Records from a collection
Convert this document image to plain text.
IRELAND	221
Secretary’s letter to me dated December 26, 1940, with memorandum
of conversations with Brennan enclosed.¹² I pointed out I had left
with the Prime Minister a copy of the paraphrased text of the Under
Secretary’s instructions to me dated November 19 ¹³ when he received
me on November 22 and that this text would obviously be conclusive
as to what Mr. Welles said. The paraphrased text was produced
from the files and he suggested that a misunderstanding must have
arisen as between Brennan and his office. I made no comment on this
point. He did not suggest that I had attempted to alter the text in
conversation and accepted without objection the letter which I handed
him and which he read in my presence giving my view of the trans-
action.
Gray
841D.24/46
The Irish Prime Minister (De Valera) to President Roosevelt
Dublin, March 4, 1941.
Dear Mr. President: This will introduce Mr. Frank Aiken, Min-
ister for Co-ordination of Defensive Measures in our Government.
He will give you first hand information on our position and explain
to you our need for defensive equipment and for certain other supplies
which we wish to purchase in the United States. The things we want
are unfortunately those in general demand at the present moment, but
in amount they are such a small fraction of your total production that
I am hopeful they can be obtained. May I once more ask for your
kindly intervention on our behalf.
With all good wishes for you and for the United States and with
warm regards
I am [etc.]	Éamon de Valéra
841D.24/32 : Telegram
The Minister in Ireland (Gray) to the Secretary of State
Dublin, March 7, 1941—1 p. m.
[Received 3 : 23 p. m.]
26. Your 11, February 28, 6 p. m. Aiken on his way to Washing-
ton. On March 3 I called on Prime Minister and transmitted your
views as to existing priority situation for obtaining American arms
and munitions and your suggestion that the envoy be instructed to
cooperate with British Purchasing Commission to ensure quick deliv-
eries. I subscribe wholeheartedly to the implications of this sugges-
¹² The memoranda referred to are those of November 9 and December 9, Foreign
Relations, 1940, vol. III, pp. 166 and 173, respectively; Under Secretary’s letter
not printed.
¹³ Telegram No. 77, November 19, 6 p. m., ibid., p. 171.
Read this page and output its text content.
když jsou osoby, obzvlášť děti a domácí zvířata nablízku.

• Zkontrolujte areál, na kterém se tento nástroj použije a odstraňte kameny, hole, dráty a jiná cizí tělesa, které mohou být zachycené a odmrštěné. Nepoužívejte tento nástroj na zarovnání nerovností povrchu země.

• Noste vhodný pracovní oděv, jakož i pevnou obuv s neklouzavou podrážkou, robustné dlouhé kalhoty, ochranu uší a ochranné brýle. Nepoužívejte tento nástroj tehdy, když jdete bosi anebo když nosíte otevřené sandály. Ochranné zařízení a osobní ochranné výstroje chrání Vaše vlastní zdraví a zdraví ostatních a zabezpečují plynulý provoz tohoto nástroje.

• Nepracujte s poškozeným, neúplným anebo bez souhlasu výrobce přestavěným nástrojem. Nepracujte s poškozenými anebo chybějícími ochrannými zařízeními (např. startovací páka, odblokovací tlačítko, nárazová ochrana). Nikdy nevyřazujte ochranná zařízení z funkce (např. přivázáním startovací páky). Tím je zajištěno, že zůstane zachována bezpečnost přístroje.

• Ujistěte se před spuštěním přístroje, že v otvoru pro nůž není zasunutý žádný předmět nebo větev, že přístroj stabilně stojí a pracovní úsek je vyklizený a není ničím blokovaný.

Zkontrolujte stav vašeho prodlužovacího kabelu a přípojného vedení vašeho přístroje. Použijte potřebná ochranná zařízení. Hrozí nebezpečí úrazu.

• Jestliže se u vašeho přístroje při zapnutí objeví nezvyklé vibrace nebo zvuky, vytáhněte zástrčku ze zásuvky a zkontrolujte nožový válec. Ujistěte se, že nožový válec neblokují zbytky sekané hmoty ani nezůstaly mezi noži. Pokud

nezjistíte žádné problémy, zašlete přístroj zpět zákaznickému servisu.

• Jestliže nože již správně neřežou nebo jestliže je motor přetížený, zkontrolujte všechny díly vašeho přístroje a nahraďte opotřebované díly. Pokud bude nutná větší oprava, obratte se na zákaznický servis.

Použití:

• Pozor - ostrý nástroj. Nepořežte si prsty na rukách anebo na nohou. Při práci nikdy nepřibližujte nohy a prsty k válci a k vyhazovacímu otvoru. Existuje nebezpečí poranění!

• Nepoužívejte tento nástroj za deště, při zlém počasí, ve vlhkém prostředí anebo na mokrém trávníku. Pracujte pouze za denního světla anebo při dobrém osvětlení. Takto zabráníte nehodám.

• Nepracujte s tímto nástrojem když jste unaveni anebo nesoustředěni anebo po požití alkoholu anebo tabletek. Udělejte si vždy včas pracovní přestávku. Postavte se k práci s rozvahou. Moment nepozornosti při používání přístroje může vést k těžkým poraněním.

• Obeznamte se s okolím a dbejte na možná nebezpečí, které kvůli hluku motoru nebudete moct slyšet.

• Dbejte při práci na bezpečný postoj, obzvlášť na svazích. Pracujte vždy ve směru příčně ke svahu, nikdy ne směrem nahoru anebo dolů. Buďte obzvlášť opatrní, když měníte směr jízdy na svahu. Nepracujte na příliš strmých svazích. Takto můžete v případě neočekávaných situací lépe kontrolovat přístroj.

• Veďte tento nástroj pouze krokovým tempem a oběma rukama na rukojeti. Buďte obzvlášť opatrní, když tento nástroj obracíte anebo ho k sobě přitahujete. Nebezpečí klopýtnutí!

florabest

■ TASK PROMPT
Extract from the material all lines containing the string "Gray".

■ COMPLETED TASK
Gray
The Minister in Ireland (Gray) to the Secretary of State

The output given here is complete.